_PROBLEM REQUIREMENTS_: From the listing below, select every line where the word "this" appears.

_THE INPUT_:
##########

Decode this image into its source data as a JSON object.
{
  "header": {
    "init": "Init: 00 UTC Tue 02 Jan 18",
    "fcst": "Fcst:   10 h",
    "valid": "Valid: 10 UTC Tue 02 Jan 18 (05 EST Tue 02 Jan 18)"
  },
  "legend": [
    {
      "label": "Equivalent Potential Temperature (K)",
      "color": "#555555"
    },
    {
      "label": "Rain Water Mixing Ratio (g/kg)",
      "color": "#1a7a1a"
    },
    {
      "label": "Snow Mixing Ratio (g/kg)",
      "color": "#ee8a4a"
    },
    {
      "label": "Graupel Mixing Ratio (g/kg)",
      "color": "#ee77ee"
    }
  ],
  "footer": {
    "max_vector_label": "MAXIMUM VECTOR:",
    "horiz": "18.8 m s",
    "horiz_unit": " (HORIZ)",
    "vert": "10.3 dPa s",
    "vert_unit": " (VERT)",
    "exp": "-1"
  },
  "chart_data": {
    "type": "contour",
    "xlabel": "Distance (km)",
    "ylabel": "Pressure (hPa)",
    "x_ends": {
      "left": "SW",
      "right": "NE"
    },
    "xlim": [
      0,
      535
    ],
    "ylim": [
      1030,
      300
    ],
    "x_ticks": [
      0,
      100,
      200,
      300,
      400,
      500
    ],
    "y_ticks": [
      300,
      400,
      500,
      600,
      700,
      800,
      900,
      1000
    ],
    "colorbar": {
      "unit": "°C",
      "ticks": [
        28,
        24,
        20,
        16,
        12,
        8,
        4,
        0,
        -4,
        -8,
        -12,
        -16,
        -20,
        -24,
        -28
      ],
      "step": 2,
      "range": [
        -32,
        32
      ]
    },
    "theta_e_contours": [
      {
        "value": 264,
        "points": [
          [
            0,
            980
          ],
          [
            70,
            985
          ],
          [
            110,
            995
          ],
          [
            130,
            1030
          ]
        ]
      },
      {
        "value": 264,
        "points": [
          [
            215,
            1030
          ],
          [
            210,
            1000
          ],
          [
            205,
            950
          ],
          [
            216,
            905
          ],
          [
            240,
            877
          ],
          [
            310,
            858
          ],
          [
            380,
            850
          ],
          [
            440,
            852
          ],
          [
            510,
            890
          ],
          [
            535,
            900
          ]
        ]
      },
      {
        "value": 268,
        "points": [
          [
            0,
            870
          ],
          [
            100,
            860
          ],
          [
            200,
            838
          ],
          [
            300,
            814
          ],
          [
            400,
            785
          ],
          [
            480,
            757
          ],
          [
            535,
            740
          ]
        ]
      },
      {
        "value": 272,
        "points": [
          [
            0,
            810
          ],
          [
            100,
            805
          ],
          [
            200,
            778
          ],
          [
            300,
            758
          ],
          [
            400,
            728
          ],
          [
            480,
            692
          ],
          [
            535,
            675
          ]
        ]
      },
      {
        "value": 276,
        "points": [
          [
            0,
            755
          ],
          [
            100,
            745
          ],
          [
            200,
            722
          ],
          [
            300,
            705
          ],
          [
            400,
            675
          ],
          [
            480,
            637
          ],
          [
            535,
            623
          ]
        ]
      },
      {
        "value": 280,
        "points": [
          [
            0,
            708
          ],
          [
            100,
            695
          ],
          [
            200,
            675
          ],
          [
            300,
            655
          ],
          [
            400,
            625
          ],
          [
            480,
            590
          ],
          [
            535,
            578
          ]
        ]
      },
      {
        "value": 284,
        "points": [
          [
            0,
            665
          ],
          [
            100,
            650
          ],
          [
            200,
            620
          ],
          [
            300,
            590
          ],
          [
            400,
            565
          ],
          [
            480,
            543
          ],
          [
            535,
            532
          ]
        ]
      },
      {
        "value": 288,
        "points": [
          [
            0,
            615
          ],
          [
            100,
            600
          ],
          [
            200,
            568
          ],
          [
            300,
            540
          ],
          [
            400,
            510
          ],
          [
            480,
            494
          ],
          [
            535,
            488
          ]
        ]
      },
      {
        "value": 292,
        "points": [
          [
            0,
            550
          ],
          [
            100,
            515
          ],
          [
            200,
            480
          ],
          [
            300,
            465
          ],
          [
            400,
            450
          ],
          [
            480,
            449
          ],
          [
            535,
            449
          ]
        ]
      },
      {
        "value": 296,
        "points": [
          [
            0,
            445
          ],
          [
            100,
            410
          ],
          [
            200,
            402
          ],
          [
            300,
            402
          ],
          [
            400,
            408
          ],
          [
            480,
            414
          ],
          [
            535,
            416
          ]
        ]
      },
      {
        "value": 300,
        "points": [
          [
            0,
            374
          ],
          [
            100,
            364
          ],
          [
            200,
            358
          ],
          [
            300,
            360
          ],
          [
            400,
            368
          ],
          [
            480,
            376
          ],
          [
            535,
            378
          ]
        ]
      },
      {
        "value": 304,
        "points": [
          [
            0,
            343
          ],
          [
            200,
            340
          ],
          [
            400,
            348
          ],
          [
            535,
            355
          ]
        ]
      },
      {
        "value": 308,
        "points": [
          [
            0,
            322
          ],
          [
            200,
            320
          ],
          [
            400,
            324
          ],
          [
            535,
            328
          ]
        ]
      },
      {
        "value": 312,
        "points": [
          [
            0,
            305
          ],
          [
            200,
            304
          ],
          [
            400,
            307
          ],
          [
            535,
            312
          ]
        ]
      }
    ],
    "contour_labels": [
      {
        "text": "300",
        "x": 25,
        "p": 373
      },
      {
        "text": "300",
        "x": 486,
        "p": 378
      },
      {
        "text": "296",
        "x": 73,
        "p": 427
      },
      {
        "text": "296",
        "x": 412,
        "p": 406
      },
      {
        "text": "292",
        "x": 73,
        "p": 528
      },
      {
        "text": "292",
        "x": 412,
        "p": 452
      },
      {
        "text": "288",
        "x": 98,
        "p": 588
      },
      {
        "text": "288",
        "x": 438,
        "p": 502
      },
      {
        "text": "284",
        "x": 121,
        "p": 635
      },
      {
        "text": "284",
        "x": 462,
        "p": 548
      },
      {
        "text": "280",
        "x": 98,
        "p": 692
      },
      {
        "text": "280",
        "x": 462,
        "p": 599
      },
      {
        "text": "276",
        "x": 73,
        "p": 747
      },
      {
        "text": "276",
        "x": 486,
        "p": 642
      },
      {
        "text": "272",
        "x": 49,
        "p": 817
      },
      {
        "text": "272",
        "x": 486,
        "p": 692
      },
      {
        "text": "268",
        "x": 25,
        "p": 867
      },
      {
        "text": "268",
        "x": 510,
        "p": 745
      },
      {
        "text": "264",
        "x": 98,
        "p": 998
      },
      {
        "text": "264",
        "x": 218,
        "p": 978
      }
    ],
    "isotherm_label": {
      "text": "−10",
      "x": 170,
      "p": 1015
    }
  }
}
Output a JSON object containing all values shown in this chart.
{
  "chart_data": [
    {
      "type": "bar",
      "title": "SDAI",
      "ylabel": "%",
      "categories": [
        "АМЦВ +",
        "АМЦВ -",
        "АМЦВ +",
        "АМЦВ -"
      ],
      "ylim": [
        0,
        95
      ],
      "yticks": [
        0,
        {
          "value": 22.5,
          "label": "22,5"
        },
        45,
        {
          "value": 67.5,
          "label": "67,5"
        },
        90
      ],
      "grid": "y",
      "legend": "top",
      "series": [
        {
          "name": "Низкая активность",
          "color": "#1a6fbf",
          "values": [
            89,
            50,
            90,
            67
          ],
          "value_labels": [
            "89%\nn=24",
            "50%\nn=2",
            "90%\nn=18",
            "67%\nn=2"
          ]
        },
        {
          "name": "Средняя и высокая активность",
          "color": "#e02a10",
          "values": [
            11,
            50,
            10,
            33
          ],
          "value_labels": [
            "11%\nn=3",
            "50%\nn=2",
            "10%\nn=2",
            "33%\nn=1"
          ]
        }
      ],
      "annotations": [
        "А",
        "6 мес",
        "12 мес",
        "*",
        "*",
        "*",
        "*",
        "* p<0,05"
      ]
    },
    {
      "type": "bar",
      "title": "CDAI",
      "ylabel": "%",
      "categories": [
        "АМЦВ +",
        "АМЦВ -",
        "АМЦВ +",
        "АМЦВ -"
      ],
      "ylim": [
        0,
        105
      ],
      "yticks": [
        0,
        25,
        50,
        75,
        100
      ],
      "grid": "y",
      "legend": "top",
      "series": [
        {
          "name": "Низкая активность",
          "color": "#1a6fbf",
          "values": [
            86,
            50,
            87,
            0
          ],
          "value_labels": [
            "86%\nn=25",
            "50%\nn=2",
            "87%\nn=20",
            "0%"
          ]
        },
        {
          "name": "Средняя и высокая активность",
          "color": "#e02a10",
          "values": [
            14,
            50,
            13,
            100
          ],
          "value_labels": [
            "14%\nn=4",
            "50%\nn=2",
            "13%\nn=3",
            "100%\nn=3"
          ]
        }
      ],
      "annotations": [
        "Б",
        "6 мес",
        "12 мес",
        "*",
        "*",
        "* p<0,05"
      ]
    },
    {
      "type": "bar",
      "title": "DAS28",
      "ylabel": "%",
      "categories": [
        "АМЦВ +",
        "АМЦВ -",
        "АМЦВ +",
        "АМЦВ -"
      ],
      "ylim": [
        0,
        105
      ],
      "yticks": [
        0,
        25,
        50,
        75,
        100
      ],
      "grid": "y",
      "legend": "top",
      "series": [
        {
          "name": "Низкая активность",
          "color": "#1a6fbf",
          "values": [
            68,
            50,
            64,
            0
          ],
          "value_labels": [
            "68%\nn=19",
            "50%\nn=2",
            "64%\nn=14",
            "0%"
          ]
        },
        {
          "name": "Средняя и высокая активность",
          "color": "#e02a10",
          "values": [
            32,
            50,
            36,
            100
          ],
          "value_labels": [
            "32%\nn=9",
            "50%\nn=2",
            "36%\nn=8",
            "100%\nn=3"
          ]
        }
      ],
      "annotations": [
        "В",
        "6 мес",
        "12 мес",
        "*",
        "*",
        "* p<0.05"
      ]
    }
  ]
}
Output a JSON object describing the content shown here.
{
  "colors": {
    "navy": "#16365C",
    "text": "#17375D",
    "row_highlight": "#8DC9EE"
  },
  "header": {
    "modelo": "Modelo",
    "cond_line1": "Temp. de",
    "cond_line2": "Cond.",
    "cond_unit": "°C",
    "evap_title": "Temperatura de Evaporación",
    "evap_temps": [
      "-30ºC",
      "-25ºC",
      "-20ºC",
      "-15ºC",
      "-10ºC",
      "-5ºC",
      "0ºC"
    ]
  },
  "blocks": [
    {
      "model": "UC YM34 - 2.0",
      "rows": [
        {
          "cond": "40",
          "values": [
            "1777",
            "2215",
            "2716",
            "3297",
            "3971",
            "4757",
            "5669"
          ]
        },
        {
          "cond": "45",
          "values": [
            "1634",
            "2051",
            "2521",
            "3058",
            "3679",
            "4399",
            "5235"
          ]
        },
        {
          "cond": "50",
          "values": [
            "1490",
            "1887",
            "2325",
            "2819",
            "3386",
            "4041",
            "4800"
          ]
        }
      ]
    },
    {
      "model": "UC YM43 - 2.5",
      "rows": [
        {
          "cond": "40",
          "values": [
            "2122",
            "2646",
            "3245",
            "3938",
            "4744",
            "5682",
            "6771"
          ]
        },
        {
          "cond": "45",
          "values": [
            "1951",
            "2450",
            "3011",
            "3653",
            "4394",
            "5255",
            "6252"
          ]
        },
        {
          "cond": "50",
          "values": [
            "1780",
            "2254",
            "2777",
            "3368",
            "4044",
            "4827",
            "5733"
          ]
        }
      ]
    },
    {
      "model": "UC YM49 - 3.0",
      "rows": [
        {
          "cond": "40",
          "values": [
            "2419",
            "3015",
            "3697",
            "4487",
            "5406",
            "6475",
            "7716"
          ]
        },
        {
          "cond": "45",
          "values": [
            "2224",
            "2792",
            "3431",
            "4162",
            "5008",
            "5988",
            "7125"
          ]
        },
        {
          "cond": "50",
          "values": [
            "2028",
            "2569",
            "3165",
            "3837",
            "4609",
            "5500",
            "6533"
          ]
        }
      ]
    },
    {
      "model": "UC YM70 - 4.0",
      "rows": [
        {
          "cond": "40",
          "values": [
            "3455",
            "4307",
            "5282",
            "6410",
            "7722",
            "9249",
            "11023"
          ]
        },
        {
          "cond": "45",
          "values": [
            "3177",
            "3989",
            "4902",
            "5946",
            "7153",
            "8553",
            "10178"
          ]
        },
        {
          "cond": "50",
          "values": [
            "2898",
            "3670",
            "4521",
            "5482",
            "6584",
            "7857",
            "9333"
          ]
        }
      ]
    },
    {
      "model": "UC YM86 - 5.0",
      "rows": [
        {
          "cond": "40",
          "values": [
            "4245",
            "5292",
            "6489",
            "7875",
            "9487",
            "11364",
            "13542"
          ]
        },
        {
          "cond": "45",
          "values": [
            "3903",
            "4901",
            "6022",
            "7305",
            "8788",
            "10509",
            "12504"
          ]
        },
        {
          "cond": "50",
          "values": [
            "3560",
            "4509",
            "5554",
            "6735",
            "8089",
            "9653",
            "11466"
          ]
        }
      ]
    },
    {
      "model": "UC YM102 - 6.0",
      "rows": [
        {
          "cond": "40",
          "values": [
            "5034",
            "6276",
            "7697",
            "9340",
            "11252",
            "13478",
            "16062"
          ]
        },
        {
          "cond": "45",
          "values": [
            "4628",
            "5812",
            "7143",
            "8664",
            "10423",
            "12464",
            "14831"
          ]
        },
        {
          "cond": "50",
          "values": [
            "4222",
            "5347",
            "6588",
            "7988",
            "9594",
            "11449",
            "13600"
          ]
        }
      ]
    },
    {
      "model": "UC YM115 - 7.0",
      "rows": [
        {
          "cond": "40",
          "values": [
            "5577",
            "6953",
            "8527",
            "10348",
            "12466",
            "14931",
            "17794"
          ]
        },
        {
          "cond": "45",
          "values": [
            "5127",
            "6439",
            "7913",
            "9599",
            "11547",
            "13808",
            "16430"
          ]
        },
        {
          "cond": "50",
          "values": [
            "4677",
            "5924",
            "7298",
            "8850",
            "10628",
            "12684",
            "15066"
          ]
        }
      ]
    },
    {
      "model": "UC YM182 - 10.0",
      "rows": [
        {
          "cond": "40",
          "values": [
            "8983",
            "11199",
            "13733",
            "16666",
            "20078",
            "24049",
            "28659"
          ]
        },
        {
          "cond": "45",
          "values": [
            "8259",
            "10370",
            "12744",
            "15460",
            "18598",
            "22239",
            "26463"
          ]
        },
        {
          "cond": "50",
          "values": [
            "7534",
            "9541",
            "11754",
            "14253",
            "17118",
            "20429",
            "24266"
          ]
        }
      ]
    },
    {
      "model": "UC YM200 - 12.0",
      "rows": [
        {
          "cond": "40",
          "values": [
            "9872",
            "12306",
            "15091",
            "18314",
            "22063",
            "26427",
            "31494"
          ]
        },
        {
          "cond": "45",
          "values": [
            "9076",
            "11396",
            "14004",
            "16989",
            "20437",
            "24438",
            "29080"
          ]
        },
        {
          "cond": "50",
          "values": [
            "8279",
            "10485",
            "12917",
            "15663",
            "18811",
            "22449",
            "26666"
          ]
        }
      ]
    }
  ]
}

##########

_EXPECTED ANSWER_:
Decode this image into its source data as a JSON object.
Output a JSON object containing all values shown in this chart.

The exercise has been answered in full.